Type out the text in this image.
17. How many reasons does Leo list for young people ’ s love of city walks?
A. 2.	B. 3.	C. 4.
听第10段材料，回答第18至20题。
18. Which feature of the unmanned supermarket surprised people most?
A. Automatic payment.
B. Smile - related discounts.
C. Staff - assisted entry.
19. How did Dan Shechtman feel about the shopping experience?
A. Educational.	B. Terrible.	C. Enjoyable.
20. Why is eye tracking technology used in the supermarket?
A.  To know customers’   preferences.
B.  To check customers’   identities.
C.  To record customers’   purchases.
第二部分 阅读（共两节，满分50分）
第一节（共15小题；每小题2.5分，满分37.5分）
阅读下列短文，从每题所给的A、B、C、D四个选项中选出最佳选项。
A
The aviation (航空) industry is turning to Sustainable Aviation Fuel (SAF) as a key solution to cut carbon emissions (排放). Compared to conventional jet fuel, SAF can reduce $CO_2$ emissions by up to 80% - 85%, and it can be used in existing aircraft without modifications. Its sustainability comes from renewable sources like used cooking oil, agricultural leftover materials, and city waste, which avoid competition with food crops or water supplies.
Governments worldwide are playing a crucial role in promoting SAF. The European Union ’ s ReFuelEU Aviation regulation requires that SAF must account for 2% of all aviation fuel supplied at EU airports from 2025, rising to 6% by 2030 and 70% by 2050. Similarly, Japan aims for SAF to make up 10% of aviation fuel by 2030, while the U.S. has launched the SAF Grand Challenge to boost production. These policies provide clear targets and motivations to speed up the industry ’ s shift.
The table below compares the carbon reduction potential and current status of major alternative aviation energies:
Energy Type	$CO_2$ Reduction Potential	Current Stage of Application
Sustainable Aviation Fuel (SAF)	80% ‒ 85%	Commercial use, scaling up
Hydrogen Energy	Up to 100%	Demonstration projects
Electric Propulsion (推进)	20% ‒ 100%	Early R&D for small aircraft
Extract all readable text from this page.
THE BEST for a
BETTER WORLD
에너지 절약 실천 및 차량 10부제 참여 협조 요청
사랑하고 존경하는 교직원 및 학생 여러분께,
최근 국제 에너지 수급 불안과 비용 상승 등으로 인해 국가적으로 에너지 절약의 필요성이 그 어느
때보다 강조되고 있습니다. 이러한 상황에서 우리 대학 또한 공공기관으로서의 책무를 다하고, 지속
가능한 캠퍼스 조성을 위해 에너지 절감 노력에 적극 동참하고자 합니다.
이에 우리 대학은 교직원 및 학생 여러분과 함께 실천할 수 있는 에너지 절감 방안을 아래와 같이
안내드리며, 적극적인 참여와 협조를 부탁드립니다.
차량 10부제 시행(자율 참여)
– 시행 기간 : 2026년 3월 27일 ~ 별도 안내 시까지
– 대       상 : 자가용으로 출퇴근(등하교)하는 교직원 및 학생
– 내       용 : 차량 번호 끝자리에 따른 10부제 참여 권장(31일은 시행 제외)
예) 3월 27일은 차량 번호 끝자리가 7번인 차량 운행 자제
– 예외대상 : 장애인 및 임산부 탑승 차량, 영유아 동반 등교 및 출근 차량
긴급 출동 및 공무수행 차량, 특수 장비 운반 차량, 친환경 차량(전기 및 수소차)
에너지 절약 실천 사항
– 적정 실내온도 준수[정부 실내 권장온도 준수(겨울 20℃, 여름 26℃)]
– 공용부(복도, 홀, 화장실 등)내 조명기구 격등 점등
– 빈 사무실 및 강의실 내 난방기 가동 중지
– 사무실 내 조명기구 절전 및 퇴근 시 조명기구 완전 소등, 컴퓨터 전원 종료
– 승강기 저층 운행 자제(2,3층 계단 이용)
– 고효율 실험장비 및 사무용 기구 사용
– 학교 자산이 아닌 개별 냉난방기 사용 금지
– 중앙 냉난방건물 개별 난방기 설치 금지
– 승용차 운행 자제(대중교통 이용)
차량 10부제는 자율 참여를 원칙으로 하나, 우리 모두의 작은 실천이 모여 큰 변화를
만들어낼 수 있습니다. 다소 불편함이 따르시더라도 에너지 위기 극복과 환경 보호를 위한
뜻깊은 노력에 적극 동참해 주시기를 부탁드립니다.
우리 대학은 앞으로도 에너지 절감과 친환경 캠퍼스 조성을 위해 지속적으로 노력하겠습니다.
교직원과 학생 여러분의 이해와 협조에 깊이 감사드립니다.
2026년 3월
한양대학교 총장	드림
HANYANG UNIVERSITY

__Exercise prompt__:
Extract every line from the records above that contains the word "this".

__Exercise result__:
Type out the text in this image.
Extract all readable text from this page.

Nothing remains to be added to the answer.